── RECORD EXTRACTS

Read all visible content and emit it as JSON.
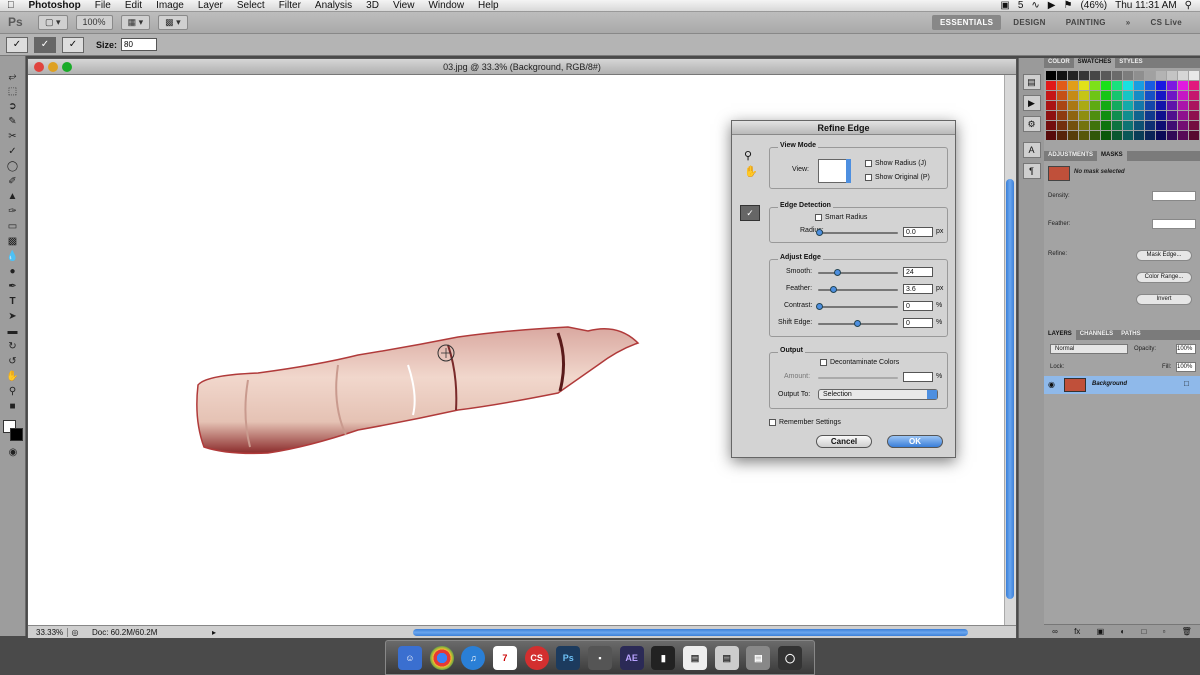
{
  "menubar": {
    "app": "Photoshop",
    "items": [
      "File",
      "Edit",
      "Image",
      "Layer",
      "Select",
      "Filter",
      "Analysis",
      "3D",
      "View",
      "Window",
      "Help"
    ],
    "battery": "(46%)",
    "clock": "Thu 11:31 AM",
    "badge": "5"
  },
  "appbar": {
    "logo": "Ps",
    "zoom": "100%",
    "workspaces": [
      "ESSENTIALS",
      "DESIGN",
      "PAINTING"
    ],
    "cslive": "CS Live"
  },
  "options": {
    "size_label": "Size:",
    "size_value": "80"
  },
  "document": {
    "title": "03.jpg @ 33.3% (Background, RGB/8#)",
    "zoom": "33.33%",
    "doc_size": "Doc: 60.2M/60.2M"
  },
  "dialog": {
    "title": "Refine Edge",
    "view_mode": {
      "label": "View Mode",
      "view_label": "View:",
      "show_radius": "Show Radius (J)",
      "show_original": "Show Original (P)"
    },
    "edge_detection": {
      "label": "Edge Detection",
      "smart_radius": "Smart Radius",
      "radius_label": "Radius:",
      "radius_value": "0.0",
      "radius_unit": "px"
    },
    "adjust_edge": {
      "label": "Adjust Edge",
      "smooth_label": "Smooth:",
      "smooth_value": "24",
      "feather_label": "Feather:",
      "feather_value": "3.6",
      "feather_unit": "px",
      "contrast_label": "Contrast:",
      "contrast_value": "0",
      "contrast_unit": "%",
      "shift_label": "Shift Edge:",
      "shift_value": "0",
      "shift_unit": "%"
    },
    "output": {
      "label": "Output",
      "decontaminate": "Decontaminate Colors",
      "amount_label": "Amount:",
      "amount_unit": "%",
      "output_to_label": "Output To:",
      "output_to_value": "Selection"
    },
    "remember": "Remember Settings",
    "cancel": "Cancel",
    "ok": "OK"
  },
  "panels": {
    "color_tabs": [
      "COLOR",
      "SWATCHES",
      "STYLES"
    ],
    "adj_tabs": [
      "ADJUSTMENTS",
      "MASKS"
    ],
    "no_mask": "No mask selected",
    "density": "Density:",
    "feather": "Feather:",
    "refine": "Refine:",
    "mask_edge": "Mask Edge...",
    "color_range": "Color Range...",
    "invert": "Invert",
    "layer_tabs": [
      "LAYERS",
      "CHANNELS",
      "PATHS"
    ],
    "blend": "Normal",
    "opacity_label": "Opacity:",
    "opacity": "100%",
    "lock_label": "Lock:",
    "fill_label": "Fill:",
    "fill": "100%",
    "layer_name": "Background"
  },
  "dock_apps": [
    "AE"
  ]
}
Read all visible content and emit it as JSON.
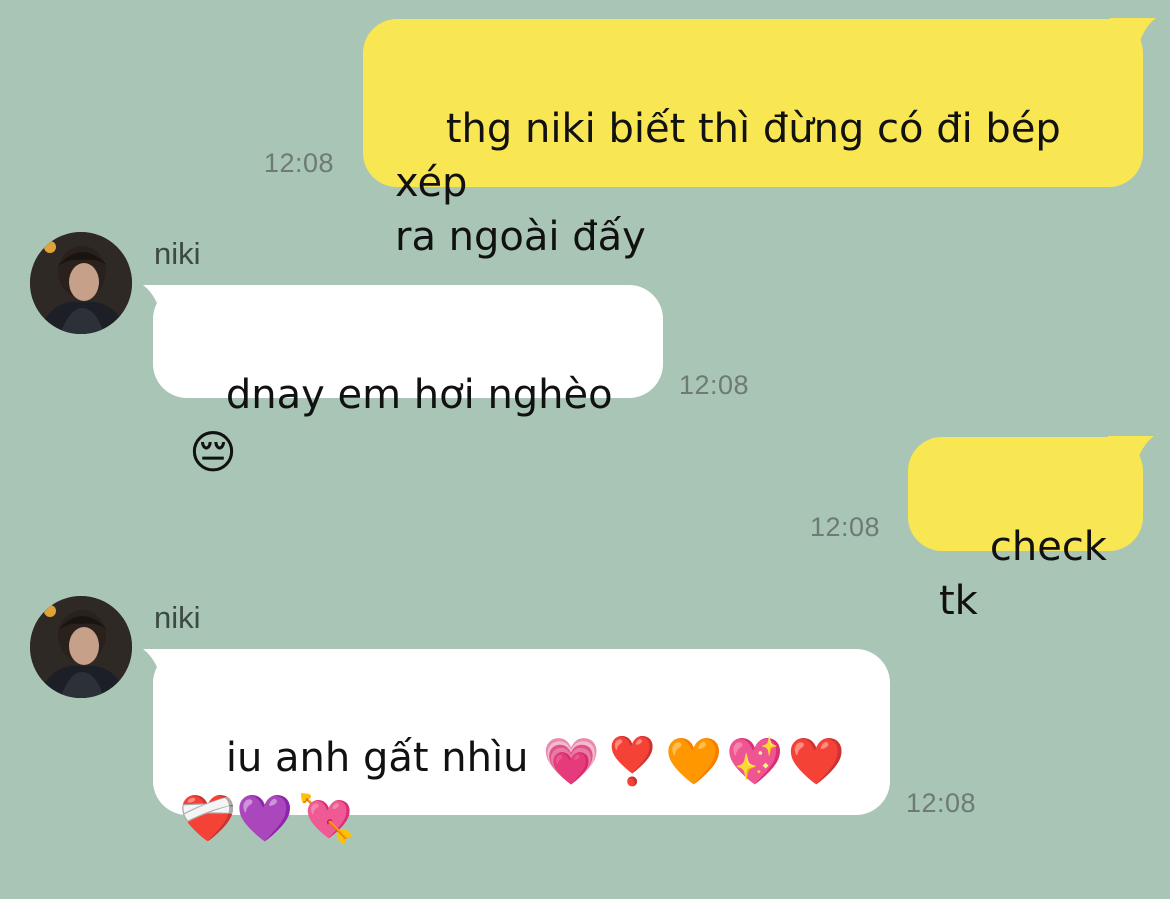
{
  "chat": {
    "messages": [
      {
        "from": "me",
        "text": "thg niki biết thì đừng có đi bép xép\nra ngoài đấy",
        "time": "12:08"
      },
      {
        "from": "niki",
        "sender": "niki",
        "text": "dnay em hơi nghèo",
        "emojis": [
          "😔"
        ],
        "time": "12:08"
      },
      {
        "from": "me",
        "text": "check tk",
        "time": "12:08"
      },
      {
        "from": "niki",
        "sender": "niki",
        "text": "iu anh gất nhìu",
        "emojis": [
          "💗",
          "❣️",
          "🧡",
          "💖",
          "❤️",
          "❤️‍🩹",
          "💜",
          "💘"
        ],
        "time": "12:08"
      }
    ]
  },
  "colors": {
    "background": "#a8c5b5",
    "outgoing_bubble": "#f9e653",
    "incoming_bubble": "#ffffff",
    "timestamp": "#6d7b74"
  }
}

────
── RECORD EXTRACTS

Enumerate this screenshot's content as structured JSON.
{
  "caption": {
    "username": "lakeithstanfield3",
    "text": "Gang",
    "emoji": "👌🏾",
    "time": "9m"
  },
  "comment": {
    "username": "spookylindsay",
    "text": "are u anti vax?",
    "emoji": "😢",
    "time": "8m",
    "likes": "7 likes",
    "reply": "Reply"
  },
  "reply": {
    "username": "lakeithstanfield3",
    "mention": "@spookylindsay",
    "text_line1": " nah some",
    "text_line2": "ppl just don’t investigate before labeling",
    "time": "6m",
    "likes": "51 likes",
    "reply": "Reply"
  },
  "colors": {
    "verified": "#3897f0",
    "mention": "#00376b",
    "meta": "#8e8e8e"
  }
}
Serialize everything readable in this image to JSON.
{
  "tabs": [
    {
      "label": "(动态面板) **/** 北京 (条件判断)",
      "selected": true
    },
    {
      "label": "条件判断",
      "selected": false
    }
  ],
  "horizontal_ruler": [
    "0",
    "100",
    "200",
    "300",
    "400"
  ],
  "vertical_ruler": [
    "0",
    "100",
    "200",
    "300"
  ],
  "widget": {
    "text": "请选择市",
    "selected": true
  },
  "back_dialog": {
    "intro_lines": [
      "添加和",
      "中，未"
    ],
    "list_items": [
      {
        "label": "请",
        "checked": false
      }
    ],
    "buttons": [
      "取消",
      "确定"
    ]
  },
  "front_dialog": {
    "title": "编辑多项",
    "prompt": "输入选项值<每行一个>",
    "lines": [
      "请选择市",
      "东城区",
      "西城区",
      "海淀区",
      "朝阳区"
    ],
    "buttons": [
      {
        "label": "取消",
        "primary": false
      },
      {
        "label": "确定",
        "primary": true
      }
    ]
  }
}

────
── RECORD EXTRACTS

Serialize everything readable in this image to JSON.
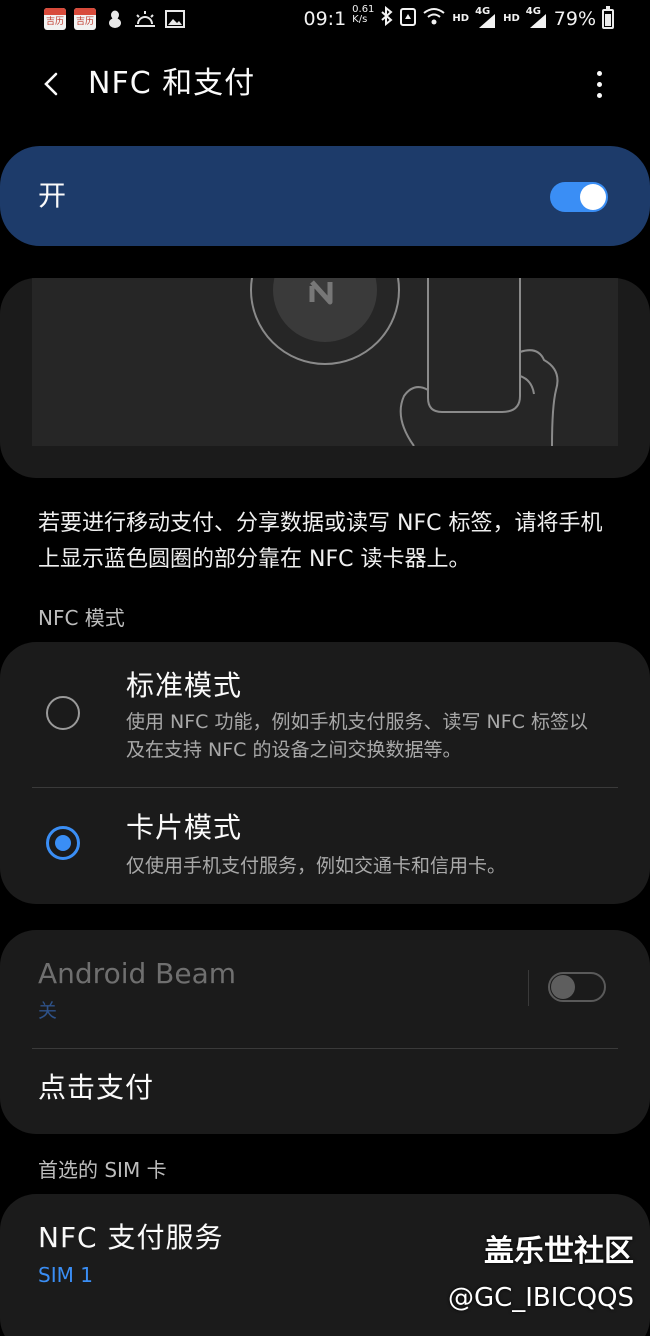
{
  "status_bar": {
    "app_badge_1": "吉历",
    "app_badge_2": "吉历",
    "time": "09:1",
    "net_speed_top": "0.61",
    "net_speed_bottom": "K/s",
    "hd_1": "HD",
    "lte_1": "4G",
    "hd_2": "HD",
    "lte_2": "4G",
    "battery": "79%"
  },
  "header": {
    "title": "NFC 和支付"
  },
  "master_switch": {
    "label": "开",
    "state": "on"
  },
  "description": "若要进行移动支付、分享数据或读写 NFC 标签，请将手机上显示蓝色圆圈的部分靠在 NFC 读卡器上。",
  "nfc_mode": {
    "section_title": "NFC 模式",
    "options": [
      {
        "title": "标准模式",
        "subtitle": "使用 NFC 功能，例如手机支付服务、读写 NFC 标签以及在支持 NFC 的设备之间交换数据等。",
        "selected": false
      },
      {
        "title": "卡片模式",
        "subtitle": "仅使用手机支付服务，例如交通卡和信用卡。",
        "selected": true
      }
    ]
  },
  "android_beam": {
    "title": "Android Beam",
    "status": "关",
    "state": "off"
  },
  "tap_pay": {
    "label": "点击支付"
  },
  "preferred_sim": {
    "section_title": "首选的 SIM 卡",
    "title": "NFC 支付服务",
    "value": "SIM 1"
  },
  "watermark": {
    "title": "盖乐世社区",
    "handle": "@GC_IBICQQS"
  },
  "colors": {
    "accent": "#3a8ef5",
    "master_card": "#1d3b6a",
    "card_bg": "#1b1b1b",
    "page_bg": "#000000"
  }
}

────

Gather each line from the entries above that includes the word "selected".

    "no_mask": "No mask selected",
      "selected": true
      "selected": false
    "selected": true
        "selected": false
        "selected": true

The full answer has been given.